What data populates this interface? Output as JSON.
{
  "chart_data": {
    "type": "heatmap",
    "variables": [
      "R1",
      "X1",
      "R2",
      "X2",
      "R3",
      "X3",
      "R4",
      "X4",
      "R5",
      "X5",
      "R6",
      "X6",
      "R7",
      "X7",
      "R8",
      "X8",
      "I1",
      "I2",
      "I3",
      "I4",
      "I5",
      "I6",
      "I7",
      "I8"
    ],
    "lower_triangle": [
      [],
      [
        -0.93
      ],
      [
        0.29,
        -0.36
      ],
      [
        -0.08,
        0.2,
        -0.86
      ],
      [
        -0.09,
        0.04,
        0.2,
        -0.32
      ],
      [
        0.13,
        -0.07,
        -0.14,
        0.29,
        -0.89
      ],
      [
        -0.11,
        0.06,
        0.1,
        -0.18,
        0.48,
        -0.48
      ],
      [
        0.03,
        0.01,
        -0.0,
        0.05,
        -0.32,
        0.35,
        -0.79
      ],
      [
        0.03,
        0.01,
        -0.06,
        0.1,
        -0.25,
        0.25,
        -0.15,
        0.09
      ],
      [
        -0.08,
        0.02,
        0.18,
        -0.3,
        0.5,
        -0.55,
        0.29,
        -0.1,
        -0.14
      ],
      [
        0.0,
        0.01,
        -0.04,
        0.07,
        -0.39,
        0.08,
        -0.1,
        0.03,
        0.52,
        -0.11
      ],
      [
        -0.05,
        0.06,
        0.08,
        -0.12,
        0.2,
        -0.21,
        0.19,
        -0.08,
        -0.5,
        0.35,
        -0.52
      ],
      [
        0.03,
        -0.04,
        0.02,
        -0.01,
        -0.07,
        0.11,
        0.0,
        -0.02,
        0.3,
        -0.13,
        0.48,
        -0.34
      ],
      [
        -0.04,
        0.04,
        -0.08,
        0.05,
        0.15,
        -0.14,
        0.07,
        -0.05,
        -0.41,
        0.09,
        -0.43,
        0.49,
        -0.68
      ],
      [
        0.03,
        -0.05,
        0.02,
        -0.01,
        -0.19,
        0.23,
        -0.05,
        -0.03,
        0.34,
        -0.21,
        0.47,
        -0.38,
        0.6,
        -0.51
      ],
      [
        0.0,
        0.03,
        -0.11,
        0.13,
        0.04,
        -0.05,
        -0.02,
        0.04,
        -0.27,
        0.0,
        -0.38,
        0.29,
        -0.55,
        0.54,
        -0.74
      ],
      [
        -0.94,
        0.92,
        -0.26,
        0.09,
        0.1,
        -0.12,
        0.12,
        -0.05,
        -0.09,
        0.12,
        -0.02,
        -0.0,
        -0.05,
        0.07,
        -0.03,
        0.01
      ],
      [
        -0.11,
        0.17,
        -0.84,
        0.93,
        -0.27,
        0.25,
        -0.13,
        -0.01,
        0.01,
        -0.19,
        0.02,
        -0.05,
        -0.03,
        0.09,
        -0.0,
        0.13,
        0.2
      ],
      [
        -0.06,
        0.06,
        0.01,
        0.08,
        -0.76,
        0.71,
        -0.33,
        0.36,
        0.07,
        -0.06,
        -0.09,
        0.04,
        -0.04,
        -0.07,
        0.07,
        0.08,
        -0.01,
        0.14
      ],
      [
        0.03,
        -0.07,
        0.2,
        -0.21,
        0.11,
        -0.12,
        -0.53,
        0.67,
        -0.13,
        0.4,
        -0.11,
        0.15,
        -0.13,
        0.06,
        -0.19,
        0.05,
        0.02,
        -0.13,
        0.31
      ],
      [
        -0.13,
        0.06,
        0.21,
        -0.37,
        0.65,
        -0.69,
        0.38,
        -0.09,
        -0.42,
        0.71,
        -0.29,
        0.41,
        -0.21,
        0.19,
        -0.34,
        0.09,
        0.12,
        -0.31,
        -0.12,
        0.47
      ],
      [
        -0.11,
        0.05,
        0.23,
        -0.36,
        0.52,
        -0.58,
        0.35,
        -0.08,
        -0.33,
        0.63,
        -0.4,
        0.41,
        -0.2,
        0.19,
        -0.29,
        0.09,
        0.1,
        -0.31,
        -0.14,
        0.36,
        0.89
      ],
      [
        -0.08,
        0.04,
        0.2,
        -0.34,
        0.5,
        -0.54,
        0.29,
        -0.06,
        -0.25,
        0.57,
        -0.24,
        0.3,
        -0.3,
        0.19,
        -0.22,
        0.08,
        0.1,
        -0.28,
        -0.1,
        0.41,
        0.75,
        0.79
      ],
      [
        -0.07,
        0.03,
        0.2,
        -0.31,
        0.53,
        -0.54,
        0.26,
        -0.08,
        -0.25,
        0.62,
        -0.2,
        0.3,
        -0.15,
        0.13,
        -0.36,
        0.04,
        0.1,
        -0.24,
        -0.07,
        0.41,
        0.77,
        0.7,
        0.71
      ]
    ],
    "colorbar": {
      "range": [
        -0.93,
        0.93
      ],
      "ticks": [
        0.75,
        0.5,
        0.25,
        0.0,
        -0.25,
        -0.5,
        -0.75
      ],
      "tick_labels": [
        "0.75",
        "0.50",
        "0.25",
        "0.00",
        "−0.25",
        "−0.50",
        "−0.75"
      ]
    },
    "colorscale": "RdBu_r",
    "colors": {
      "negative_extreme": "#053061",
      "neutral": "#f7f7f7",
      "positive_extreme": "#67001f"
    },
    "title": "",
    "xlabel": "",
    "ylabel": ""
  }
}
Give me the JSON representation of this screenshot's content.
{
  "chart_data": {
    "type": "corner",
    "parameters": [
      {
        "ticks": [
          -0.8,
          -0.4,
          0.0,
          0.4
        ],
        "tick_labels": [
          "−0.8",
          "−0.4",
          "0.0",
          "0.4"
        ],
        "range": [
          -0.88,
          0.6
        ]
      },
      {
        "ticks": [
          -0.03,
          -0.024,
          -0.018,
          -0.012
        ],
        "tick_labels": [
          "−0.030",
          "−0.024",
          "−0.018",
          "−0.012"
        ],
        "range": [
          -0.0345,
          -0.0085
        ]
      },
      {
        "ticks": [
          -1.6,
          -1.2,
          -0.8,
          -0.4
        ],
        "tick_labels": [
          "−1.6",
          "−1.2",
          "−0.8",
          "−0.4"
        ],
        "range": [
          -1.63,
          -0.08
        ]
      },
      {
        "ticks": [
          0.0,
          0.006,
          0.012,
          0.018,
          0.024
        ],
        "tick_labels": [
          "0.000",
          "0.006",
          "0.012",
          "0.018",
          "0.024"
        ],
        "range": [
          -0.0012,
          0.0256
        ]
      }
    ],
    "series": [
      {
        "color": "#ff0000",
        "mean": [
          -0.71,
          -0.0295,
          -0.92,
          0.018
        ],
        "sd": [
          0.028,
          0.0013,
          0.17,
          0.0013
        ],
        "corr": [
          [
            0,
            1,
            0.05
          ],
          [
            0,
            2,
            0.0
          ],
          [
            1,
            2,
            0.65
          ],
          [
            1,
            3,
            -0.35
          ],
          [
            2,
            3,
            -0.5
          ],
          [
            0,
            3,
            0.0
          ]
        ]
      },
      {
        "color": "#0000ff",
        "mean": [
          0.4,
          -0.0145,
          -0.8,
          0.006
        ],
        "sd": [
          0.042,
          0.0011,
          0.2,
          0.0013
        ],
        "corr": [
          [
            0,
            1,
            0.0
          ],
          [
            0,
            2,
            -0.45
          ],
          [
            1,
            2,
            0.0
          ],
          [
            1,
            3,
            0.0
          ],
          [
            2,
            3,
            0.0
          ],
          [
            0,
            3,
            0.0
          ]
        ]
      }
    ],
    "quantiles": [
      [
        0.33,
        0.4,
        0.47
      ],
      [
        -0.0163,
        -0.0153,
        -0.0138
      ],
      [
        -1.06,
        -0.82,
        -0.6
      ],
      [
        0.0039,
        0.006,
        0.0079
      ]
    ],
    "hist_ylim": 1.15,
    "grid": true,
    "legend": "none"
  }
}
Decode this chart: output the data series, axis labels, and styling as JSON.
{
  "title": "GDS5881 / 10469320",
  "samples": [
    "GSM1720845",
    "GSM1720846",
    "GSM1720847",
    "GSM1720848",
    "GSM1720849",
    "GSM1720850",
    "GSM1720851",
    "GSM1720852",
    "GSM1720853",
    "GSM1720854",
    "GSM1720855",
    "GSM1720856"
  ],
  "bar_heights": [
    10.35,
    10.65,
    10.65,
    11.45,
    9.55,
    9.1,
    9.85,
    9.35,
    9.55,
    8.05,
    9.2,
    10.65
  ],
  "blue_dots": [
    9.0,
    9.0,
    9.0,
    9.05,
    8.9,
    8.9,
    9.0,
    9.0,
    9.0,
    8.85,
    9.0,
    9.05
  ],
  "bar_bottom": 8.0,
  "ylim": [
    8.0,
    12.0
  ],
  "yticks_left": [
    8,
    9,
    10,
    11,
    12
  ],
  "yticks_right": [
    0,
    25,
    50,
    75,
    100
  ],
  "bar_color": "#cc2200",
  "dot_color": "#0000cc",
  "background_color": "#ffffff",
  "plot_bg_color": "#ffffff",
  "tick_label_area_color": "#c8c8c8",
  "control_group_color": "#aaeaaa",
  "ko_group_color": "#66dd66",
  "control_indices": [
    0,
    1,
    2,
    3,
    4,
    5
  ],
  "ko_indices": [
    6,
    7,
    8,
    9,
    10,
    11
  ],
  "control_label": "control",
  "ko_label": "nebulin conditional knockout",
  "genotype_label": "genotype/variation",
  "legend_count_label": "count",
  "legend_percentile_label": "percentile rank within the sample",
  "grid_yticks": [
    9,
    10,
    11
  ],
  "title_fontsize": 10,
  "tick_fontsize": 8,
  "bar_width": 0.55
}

=== Task goal ===
Show each line in the entries that holds the string "this".

=== Response to the exercise ===
What data populates this interface? Output as JSON.
Give me the JSON representation of this screenshot's content.
Decode this chart: output the data series, axis labels, and styling as JSON.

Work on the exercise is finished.